* Start Excerpted passage *
Can TVM now support batched inference? Autotvm runs twice as long as tensorflow

I have a tensorflow model. The cpu inference performance is poor when the batch is 500 online. After using autoTVM optimization, the performance of 500 times is much worse than tensorflow 500 batch. Can TVM support batch inference?

With 50 times 1000 batch, tensorflow cost 8.62s on my mac, while autotvm cost 15.85s.

You can try to use batch 1 for tuning and 500 for inference. The time should be just around (batch size) * (single batch inference time). Current TVM HCHW/NHWC conv2d does not tune the batch size, but some work is ongoing.

1 Like

My model does not contain conv2d, the most time-consuming op is nn.dense. Do you mean using optimized history to build the relay using batch 500 and then do inference?

Dense is another issue tho. In this case you have to tune the model with batch size 500. Did you try graph tuner after tuning each op? Another option is enabling cBLAS for dense ops by setting target=llvm -lib=cblas

Thank you very much. Tonight I will try what you said. The graph tuner throwed an exception, so i only tuned each op…

Thanks @comaniac, with batch size 500 and llvm -mcpu=haswell -libs=cblas, compared with tensorflow, tvm gets 2~3X performance improvement. But the graph tuner will still throw an exception.
* End Excerpted passage *
* Start Raw data *
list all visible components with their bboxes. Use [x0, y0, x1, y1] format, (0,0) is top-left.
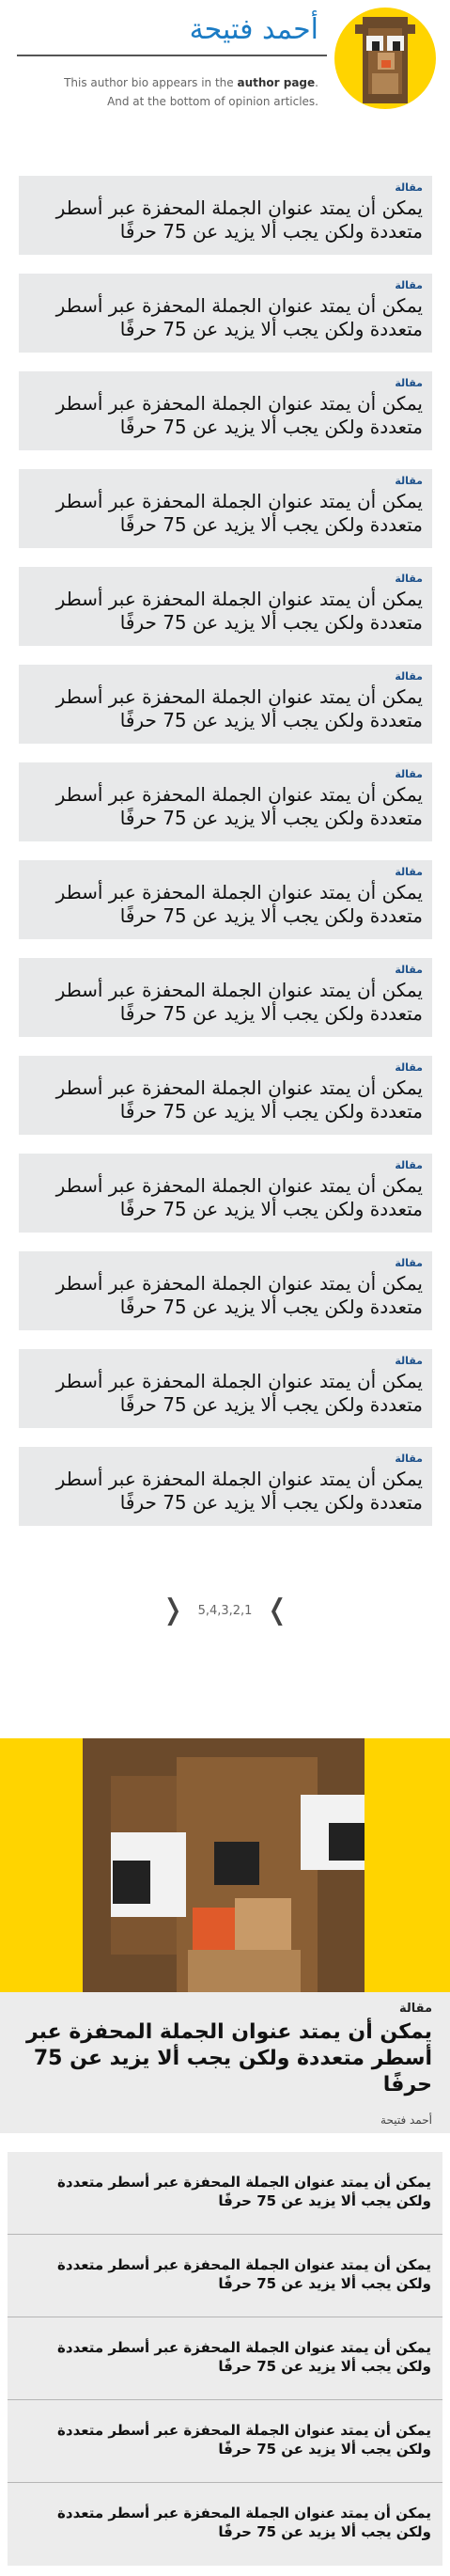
- article-title[interactable]: يمكن أن يمتد عنوان الجملة المحفزة عبر أس…: [28, 490, 423, 537]
- article-title[interactable]: يمكن أن يمتد عنوان الجملة المحفزة عبر أس…: [28, 1272, 423, 1319]
- related-title[interactable]: يمكن أن يمتد عنوان الجملة المحفزة عبر أس…: [19, 2255, 431, 2293]
- article-title[interactable]: يمكن أن يمتد عنوان الجملة المحفزة عبر أس…: [28, 1370, 423, 1417]
- article-title[interactable]: يمكن أن يمتد عنوان الجملة المحفزة عبر أس…: [28, 392, 423, 439]
- article-list: مقالة يمكن أن يمتد عنوان الجملة المحفزة …: [19, 176, 432, 1545]
- bio-prefix: This author bio appears in the: [64, 76, 238, 89]
- article-tag: مقالة: [395, 964, 423, 976]
- article-tag: مقالة: [395, 670, 423, 683]
- article-card[interactable]: مقالة يمكن أن يمتد عنوان الجملة المحفزة …: [19, 176, 432, 255]
- article-card[interactable]: مقالة يمكن أن يمتد عنوان الجملة المحفزة …: [19, 1154, 432, 1233]
- related-item[interactable]: يمكن أن يمتد عنوان الجملة المحفزة عبر أس…: [8, 2235, 442, 2317]
- related-item[interactable]: يمكن أن يمتد عنوان الجملة المحفزة عبر أس…: [8, 2317, 442, 2400]
- article-card[interactable]: مقالة يمكن أن يمتد عنوان الجملة المحفزة …: [19, 762, 432, 841]
- article-card[interactable]: مقالة يمكن أن يمتد عنوان الجملة المحفزة …: [19, 958, 432, 1037]
- author-header: أحمد فتيحة This author bio appears in th…: [0, 0, 450, 132]
- article-title[interactable]: يمكن أن يمتد عنوان الجملة المحفزة عبر أس…: [28, 1174, 423, 1221]
- author-page-link[interactable]: author page: [237, 76, 315, 89]
- article-title[interactable]: يمكن أن يمتد عنوان الجملة المحفزة عبر أس…: [28, 685, 423, 732]
- featured-author[interactable]: أحمد فتيحة: [19, 2113, 432, 2127]
- article-title[interactable]: يمكن أن يمتد عنوان الجملة المحفزة عبر أس…: [28, 294, 423, 341]
- avatar-illustration: [355, 17, 415, 103]
- article-tag: مقالة: [395, 1061, 423, 1074]
- article-tag: مقالة: [395, 1159, 423, 1171]
- article-tag: مقالة: [395, 1453, 423, 1465]
- article-tag: مقالة: [395, 279, 423, 291]
- article-title[interactable]: يمكن أن يمتد عنوان الجملة المحفزة عبر أس…: [28, 1076, 423, 1123]
- article-card[interactable]: مقالة يمكن أن يمتد عنوان الجملة المحفزة …: [19, 665, 432, 744]
- related-title[interactable]: يمكن أن يمتد عنوان الجملة المحفزة عبر أس…: [19, 2421, 431, 2458]
- featured-illustration: [0, 1738, 450, 1992]
- featured-image[interactable]: [0, 1738, 450, 1992]
- article-tag: مقالة: [395, 866, 423, 878]
- article-card[interactable]: مقالة يمكن أن يمتد عنوان الجملة المحفزة …: [19, 1447, 432, 1526]
- featured-tag: مقالة: [398, 2002, 432, 2016]
- chevron-right-icon[interactable]: ❭: [265, 1594, 288, 1627]
- related-title[interactable]: يمكن أن يمتد عنوان الجملة المحفزة عبر أس…: [19, 2504, 431, 2541]
- featured-article[interactable]: مقالة يمكن أن يمتد عنوان الجملة المحفزة …: [0, 1738, 450, 2133]
- article-card[interactable]: مقالة يمكن أن يمتد عنوان الجملة المحفزة …: [19, 567, 432, 646]
- related-title[interactable]: يمكن أن يمتد عنوان الجملة المحفزة عبر أس…: [19, 2338, 431, 2376]
- related-item[interactable]: يمكن أن يمتد عنوان الجملة المحفزة عبر أس…: [8, 2483, 442, 2566]
- header-divider: [17, 55, 327, 56]
- article-card[interactable]: مقالة يمكن أن يمتد عنوان الجملة المحفزة …: [19, 469, 432, 548]
- bio-suffix: .: [315, 76, 318, 89]
- article-title[interactable]: يمكن أن يمتد عنوان الجملة المحفزة عبر أس…: [28, 588, 423, 635]
- article-title[interactable]: يمكن أن يمتد عنوان الجملة المحفزة عبر أس…: [28, 196, 423, 243]
- article-title[interactable]: يمكن أن يمتد عنوان الجملة المحفزة عبر أس…: [28, 881, 423, 928]
- article-title[interactable]: يمكن أن يمتد عنوان الجملة المحفزة عبر أس…: [28, 1468, 423, 1515]
- author-avatar: [334, 8, 436, 109]
- author-name: أحمد فتيحة: [189, 13, 318, 46]
- article-title[interactable]: يمكن أن يمتد عنوان الجملة المحفزة عبر أس…: [28, 979, 423, 1026]
- article-title[interactable]: يمكن أن يمتد عنوان الجملة المحفزة عبر أس…: [28, 783, 423, 830]
- page-numbers[interactable]: 5,4,3,2,1: [198, 1604, 253, 1618]
- article-tag: مقالة: [395, 768, 423, 780]
- article-card[interactable]: مقالة يمكن أن يمتد عنوان الجملة المحفزة …: [19, 1056, 432, 1135]
- article-card[interactable]: مقالة يمكن أن يمتد عنوان الجملة المحفزة …: [19, 1251, 432, 1330]
- article-card[interactable]: مقالة يمكن أن يمتد عنوان الجملة المحفزة …: [19, 274, 432, 353]
- article-tag: مقالة: [395, 1355, 423, 1367]
- related-articles: يمكن أن يمتد عنوان الجملة المحفزة عبر أس…: [8, 2152, 442, 2566]
- article-card[interactable]: مقالة يمكن أن يمتد عنوان الجملة المحفزة …: [19, 860, 432, 939]
- article-tag: مقالة: [395, 573, 423, 585]
- pagination: ❭ 5,4,3,2,1 ❬: [0, 1594, 450, 1627]
- author-bio: This author bio appears in the author pa…: [37, 73, 318, 111]
- bio-line-2: And at the bottom of opinion articles.: [107, 95, 318, 108]
- chevron-left-icon[interactable]: ❬: [161, 1594, 184, 1627]
- related-title[interactable]: يمكن أن يمتد عنوان الجملة المحفزة عبر أس…: [19, 2173, 431, 2210]
- article-tag: مقالة: [395, 181, 423, 194]
- article-card[interactable]: مقالة يمكن أن يمتد عنوان الجملة المحفزة …: [19, 1349, 432, 1428]
- article-tag: مقالة: [395, 475, 423, 487]
- related-item[interactable]: يمكن أن يمتد عنوان الجملة المحفزة عبر أس…: [8, 2152, 442, 2235]
- featured-text: مقالة يمكن أن يمتد عنوان الجملة المحفزة …: [19, 1994, 432, 2127]
- featured-title[interactable]: يمكن أن يمتد عنوان الجملة المحفزة عبر أس…: [19, 2019, 432, 2098]
- article-tag: مقالة: [395, 377, 423, 389]
- related-item[interactable]: يمكن أن يمتد عنوان الجملة المحفزة عبر أس…: [8, 2400, 442, 2483]
- article-card[interactable]: مقالة يمكن أن يمتد عنوان الجملة المحفزة …: [19, 371, 432, 450]
- article-tag: مقالة: [395, 1257, 423, 1269]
* End Raw data *
→ Instructions for the task
In the TVM batched inference thread, how long did the run with 50 times 1000 batch take with tensorflow on the poster's mac? The listing has no connection to the TVM thread.

→ Worked solution
8.62s